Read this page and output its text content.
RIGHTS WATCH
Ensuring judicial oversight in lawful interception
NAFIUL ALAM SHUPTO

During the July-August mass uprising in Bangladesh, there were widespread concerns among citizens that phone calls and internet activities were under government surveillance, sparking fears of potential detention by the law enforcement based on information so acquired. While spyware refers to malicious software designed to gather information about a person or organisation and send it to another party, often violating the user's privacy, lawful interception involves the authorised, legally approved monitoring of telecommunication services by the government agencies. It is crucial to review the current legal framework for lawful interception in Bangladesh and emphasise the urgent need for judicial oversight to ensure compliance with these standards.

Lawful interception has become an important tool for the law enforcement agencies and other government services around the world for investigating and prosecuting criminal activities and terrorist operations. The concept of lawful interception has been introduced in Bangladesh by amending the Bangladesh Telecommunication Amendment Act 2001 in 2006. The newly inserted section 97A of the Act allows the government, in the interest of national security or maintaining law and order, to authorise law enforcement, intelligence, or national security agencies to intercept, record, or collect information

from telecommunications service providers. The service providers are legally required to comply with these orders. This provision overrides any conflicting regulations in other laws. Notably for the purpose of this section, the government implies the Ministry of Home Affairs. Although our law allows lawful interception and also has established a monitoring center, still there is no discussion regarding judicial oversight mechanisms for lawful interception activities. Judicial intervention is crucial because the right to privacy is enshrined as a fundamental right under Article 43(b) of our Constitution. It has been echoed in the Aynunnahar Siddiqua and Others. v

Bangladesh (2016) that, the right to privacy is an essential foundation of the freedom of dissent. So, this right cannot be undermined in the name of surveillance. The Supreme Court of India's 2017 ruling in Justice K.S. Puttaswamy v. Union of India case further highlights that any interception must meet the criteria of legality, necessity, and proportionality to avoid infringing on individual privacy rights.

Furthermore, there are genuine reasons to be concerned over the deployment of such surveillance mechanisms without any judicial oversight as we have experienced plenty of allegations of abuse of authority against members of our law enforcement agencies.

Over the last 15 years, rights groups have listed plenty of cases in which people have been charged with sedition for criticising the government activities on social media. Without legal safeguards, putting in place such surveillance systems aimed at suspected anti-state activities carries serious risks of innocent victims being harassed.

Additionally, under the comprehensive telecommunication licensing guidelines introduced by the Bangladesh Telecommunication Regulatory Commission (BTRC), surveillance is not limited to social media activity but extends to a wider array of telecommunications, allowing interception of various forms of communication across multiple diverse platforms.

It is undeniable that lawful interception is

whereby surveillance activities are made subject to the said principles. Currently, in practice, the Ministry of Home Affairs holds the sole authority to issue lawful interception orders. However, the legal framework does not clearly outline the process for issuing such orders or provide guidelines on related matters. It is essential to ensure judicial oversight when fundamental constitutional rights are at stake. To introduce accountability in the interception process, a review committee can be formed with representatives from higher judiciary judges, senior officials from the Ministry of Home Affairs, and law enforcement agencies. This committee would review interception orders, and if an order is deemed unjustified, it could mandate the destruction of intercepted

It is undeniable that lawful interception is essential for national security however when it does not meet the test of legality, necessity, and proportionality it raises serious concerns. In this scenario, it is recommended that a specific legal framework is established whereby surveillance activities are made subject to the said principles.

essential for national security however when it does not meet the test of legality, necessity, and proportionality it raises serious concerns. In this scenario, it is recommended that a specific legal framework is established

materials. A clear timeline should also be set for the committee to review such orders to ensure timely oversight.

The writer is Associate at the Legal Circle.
----
INSTRUCTIONS TO FOLLOW —
Copy the material above, line for line.

RESULT FOR THIS EXERCISE —
Read this page and output its text content.
RIGHTS WATCH
Ensuring judicial oversight in lawful interception
NAFIUL ALAM SHUPTO

During the July-August mass uprising in Bangladesh, there were widespread concerns among citizens that phone calls and internet activities were under government surveillance, sparking fears of potential detention by the law enforcement based on information so acquired. While spyware refers to malicious software designed to gather information about a person or organisation and send it to another party, often violating the user's privacy, lawful interception involves the authorised, legally approved monitoring of telecommunication services by the government agencies. It is crucial to review the current legal framework for lawful interception in Bangladesh and emphasise the urgent need for judicial oversight to ensure compliance with these standards.

Lawful interception has become an important tool for the law enforcement agencies and other government services around the world for investigating and prosecuting criminal activities and terrorist operations. The concept of lawful interception has been introduced in Bangladesh by amending the Bangladesh Telecommunication Amendment Act 2001 in 2006. The newly inserted section 97A of the Act allows the government, in the interest of national security or maintaining law and order, to authorise law enforcement, intelligence, or national security agencies to intercept, record, or collect information

from telecommunications service providers. The service providers are legally required to comply with these orders. This provision overrides any conflicting regulations in other laws. Notably for the purpose of this section, the government implies the Ministry of Home Affairs. Although our law allows lawful interception and also has established a monitoring center, still there is no discussion regarding judicial oversight mechanisms for lawful interception activities. Judicial intervention is crucial because the right to privacy is enshrined as a fundamental right under Article 43(b) of our Constitution. It has been echoed in the Aynunnahar Siddiqua and Others. v

Bangladesh (2016) that, the right to privacy is an essential foundation of the freedom of dissent. So, this right cannot be undermined in the name of surveillance. The Supreme Court of India's 2017 ruling in Justice K.S. Puttaswamy v. Union of India case further highlights that any interception must meet the criteria of legality, necessity, and proportionality to avoid infringing on individual privacy rights.

Furthermore, there are genuine reasons to be concerned over the deployment of such surveillance mechanisms without any judicial oversight as we have experienced plenty of allegations of abuse of authority against members of our law enforcement agencies.

Over the last 15 years, rights groups have listed plenty of cases in which people have been charged with sedition for criticising the government activities on social media. Without legal safeguards, putting in place such surveillance systems aimed at suspected anti-state activities carries serious risks of innocent victims being harassed.

Additionally, under the comprehensive telecommunication licensing guidelines introduced by the Bangladesh Telecommunication Regulatory Commission (BTRC), surveillance is not limited to social media activity but extends to a wider array of telecommunications, allowing interception of various forms of communication across multiple diverse platforms.

It is undeniable that lawful interception is

whereby surveillance activities are made subject to the said principles. Currently, in practice, the Ministry of Home Affairs holds the sole authority to issue lawful interception orders. However, the legal framework does not clearly outline the process for issuing such orders or provide guidelines on related matters. It is essential to ensure judicial oversight when fundamental constitutional rights are at stake. To introduce accountability in the interception process, a review committee can be formed with representatives from higher judiciary judges, senior officials from the Ministry of Home Affairs, and law enforcement agencies. This committee would review interception orders, and if an order is deemed unjustified, it could mandate the destruction of intercepted

It is undeniable that lawful interception is essential for national security however when it does not meet the test of legality, necessity, and proportionality it raises serious concerns. In this scenario, it is recommended that a specific legal framework is established whereby surveillance activities are made subject to the said principles.

essential for national security however when it does not meet the test of legality, necessity, and proportionality it raises serious concerns. In this scenario, it is recommended that a specific legal framework is established

materials. A clear timeline should also be set for the committee to review such orders to ensure timely oversight.

The writer is Associate at the Legal Circle.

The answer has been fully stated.